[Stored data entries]
____
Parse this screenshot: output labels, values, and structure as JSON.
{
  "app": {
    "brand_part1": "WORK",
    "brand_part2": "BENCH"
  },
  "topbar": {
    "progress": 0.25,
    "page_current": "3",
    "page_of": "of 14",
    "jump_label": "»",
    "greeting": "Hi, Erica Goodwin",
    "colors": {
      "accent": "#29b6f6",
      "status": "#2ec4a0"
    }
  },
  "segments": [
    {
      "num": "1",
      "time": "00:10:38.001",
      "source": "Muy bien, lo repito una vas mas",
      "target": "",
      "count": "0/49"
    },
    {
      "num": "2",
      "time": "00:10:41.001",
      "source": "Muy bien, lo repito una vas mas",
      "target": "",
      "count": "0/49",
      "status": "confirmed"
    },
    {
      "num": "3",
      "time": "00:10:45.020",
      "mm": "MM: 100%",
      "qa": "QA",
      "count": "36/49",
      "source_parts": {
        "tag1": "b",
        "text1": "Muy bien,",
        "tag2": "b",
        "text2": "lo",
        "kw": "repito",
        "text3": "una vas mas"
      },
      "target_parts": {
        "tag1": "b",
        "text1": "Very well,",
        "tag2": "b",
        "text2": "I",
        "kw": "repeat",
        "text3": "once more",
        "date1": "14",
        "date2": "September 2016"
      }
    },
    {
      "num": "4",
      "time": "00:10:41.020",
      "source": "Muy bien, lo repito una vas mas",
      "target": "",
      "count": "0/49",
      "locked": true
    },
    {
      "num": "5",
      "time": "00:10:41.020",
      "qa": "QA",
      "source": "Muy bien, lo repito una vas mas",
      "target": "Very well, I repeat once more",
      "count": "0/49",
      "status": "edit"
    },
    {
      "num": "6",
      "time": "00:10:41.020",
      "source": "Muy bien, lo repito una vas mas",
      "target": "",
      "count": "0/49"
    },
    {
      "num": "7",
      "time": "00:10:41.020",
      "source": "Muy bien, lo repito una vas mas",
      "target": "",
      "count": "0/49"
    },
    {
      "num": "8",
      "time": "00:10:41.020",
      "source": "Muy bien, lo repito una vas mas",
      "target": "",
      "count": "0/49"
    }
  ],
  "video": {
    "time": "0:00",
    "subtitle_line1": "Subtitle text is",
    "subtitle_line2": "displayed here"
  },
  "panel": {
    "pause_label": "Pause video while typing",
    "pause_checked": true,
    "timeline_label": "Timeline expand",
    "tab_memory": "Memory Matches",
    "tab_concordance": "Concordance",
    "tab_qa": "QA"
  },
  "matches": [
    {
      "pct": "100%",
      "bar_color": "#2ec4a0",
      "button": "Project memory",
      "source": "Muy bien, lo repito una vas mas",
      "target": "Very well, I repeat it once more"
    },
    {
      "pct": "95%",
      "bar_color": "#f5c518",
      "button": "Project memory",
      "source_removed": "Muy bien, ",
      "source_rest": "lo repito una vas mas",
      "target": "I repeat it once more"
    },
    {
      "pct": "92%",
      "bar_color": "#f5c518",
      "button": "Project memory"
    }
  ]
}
____
**The exercise**
Scan the listing above. Gather each line that contains the word "well".

**Written solution**
        "text1": "Very well,",
      "target": "Very well, I repeat once more",
      "target": "Very well, I repeat it once more"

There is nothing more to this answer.